§ **TASK GOAL**:
Each entry must be reproduced precisely as it stands.

§ **RECORDS FOR THE EXERCISE**:
::::

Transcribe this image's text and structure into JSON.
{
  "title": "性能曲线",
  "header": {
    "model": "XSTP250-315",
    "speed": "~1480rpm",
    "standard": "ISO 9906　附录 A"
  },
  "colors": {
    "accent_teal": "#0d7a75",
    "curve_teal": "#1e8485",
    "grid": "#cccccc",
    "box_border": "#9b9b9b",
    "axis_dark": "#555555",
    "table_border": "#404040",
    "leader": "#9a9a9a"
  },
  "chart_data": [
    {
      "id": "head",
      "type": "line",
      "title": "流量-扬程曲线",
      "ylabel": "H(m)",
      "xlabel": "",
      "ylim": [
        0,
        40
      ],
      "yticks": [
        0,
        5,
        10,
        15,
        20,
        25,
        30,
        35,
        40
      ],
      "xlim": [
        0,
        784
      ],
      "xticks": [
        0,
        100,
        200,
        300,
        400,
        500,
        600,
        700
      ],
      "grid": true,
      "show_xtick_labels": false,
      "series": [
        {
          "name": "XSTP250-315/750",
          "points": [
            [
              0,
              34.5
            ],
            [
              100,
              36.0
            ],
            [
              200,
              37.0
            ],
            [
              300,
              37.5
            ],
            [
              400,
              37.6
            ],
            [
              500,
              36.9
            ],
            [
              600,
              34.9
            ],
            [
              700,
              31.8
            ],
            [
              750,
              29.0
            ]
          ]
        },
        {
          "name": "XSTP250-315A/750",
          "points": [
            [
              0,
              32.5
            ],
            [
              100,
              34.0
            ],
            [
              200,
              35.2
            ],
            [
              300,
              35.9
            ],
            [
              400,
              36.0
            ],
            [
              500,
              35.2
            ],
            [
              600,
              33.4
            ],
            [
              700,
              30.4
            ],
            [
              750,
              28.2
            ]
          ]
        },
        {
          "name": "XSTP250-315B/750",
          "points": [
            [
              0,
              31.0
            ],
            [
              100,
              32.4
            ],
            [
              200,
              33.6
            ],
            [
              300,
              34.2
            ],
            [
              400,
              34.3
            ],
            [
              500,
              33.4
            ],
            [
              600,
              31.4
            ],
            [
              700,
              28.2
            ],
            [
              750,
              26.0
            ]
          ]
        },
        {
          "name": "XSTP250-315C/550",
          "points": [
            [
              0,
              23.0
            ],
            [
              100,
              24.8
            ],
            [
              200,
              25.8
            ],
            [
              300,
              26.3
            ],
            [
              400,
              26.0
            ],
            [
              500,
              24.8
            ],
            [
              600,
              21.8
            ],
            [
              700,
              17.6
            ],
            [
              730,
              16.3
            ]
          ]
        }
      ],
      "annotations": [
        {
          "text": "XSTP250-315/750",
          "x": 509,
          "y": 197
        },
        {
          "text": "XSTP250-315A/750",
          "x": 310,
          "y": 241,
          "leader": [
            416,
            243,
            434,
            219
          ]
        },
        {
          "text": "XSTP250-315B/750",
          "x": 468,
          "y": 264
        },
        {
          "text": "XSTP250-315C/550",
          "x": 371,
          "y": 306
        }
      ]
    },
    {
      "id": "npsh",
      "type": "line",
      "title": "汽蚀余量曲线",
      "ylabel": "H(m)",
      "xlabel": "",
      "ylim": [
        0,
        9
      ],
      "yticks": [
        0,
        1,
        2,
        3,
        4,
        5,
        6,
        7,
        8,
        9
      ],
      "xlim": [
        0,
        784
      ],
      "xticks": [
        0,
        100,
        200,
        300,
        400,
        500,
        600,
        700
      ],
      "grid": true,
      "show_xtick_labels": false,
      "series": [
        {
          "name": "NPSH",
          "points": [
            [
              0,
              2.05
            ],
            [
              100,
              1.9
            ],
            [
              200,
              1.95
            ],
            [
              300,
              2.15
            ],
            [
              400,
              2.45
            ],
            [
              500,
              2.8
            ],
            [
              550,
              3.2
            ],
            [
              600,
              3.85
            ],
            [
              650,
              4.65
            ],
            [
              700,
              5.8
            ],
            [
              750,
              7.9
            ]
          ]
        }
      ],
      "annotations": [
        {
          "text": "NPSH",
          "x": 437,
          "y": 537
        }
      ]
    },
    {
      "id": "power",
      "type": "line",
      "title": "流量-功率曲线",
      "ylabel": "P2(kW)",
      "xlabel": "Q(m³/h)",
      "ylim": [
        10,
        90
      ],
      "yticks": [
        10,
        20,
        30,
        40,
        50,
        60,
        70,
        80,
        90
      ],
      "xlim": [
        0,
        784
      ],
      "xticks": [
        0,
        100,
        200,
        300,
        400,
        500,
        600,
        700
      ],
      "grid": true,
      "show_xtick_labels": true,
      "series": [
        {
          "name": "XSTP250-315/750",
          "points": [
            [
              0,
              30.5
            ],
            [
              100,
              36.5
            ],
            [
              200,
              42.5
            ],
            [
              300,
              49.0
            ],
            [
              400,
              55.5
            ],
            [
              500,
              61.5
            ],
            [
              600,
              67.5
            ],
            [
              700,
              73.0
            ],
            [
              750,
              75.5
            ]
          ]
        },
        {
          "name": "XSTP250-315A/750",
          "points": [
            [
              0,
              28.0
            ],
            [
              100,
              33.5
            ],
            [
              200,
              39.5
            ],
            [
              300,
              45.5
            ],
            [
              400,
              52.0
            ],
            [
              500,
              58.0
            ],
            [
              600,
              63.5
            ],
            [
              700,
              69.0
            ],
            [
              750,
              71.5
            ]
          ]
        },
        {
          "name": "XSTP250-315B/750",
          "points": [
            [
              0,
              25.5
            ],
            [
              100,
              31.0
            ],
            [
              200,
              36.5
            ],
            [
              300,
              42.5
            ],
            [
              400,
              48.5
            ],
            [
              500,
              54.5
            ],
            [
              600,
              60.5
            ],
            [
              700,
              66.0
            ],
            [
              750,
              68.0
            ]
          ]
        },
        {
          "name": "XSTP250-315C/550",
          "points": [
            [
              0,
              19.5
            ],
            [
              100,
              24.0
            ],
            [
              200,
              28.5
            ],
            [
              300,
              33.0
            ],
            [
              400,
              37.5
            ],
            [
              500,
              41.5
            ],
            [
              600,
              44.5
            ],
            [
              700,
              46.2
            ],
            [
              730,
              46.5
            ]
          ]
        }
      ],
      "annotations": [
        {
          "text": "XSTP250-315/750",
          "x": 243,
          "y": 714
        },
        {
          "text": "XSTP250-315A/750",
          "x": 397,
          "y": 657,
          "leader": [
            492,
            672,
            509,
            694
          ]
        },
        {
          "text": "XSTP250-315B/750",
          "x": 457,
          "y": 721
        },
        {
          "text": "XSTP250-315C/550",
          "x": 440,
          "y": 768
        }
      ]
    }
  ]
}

::::

§ **EXPECTED ANSWER**:
Transcribe this image's text and structure into JSON.
{
  "title": "性能曲线",
  "header": {
    "model": "XSTP250-315",
    "speed": "~1480rpm",
    "standard": "ISO 9906　附录 A"
  },
  "colors": {
    "accent_teal": "#0d7a75",
    "curve_teal": "#1e8485",
    "grid": "#cccccc",
    "box_border": "#9b9b9b",
    "axis_dark": "#555555",
    "table_border": "#404040",
    "leader": "#9a9a9a"
  },
  "chart_data": [
    {
      "id": "head",
      "type": "line",
      "title": "流量-扬程曲线",
      "ylabel": "H(m)",
      "xlabel": "",
      "ylim": [
        0,
        40
      ],
      "yticks": [
        0,
        5,
        10,
        15,
        20,
        25,
        30,
        35,
        40
      ],
      "xlim": [
        0,
        784
      ],
      "xticks": [
        0,
        100,
        200,
        300,
        400,
        500,
        600,
        700
      ],
      "grid": true,
      "show_xtick_labels": false,
      "series": [
        {
          "name": "XSTP250-315/750",
          "points": [
            [
              0,
              34.5
            ],
            [
              100,
              36.0
            ],
            [
              200,
              37.0
            ],
            [
              300,
              37.5
            ],
            [
              400,
              37.6
            ],
            [
              500,
              36.9
            ],
            [
              600,
              34.9
            ],
            [
              700,
              31.8
            ],
            [
              750,
              29.0
            ]
          ]
        },
        {
          "name": "XSTP250-315A/750",
          "points": [
            [
              0,
              32.5
            ],
            [
              100,
              34.0
            ],
            [
              200,
              35.2
            ],
            [
              300,
              35.9
            ],
            [
              400,
              36.0
            ],
            [
              500,
              35.2
            ],
            [
              600,
              33.4
            ],
            [
              700,
              30.4
            ],
            [
              750,
              28.2
            ]
          ]
        },
        {
          "name": "XSTP250-315B/750",
          "points": [
            [
              0,
              31.0
            ],
            [
              100,
              32.4
            ],
            [
              200,
              33.6
            ],
            [
              300,
              34.2
            ],
            [
              400,
              34.3
            ],
            [
              500,
              33.4
            ],
            [
              600,
              31.4
            ],
            [
              700,
              28.2
            ],
            [
              750,
              26.0
            ]
          ]
        },
        {
          "name": "XSTP250-315C/550",
          "points": [
            [
              0,
              23.0
            ],
            [
              100,
              24.8
            ],
            [
              200,
              25.8
            ],
            [
              300,
              26.3
            ],
            [
              400,
              26.0
            ],
            [
              500,
              24.8
            ],
            [
              600,
              21.8
            ],
            [
              700,
              17.6
            ],
            [
              730,
              16.3
            ]
          ]
        }
      ],
      "annotations": [
        {
          "text": "XSTP250-315/750",
          "x": 509,
          "y": 197
        },
        {
          "text": "XSTP250-315A/750",
          "x": 310,
          "y": 241,
          "leader": [
            416,
            243,
            434,
            219
          ]
        },
        {
          "text": "XSTP250-315B/750",
          "x": 468,
          "y": 264
        },
        {
          "text": "XSTP250-315C/550",
          "x": 371,
          "y": 306
        }
      ]
    },
    {
      "id": "npsh",
      "type": "line",
      "title": "汽蚀余量曲线",
      "ylabel": "H(m)",
      "xlabel": "",
      "ylim": [
        0,
        9
      ],
      "yticks": [
        0,
        1,
        2,
        3,
        4,
        5,
        6,
        7,
        8,
        9
      ],
      "xlim": [
        0,
        784
      ],
      "xticks": [
        0,
        100,
        200,
        300,
        400,
        500,
        600,
        700
      ],
      "grid": true,
      "show_xtick_labels": false,
      "series": [
        {
          "name": "NPSH",
          "points": [
            [
              0,
              2.05
            ],
            [
              100,
              1.9
            ],
            [
              200,
              1.95
            ],
            [
              300,
              2.15
            ],
            [
              400,
              2.45
            ],
            [
              500,
              2.8
            ],
            [
              550,
              3.2
            ],
            [
              600,
              3.85
            ],
            [
              650,
              4.65
            ],
            [
              700,
              5.8
            ],
            [
              750,
              7.9
            ]
          ]
        }
      ],
      "annotations": [
        {
          "text": "NPSH",
          "x": 437,
          "y": 537
        }
      ]
    },
    {
      "id": "power",
      "type": "line",
      "title": "流量-功率曲线",
      "ylabel": "P2(kW)",
      "xlabel": "Q(m³/h)",
      "ylim": [
        10,
        90
      ],
      "yticks": [
        10,
        20,
        30,
        40,
        50,
        60,
        70,
        80,
        90
      ],
      "xlim": [
        0,
        784
      ],
      "xticks": [
        0,
        100,
        200,
        300,
        400,
        500,
        600,
        700
      ],
      "grid": true,
      "show_xtick_labels": true,
      "series": [
        {
          "name": "XSTP250-315/750",
          "points": [
            [
              0,
              30.5
            ],
            [
              100,
              36.5
            ],
            [
              200,
              42.5
            ],
            [
              300,
              49.0
            ],
            [
              400,
              55.5
            ],
            [
              500,
              61.5
            ],
            [
              600,
              67.5
            ],
            [
              700,
              73.0
            ],
            [
              750,
              75.5
            ]
          ]
        },
        {
          "name": "XSTP250-315A/750",
          "points": [
            [
              0,
              28.0
            ],
            [
              100,
              33.5
            ],
            [
              200,
              39.5
            ],
            [
              300,
              45.5
            ],
            [
              400,
              52.0
            ],
            [
              500,
              58.0
            ],
            [
              600,
              63.5
            ],
            [
              700,
              69.0
            ],
            [
              750,
              71.5
            ]
          ]
        },
        {
          "name": "XSTP250-315B/750",
          "points": [
            [
              0,
              25.5
            ],
            [
              100,
              31.0
            ],
            [
              200,
              36.5
            ],
            [
              300,
              42.5
            ],
            [
              400,
              48.5
            ],
            [
              500,
              54.5
            ],
            [
              600,
              60.5
            ],
            [
              700,
              66.0
            ],
            [
              750,
              68.0
            ]
          ]
        },
        {
          "name": "XSTP250-315C/550",
          "points": [
            [
              0,
              19.5
            ],
            [
              100,
              24.0
            ],
            [
              200,
              28.5
            ],
            [
              300,
              33.0
            ],
            [
              400,
              37.5
            ],
            [
              500,
              41.5
            ],
            [
              600,
              44.5
            ],
            [
              700,
              46.2
            ],
            [
              730,
              46.5
            ]
          ]
        }
      ],
      "annotations": [
        {
          "text": "XSTP250-315/750",
          "x": 243,
          "y": 714
        },
        {
          "text": "XSTP250-315A/750",
          "x": 397,
          "y": 657,
          "leader": [
            492,
            672,
            509,
            694
          ]
        },
        {
          "text": "XSTP250-315B/750",
          "x": 457,
          "y": 721
        },
        {
          "text": "XSTP250-315C/550",
          "x": 440,
          "y": 768
        }
      ]
    }
  ]
}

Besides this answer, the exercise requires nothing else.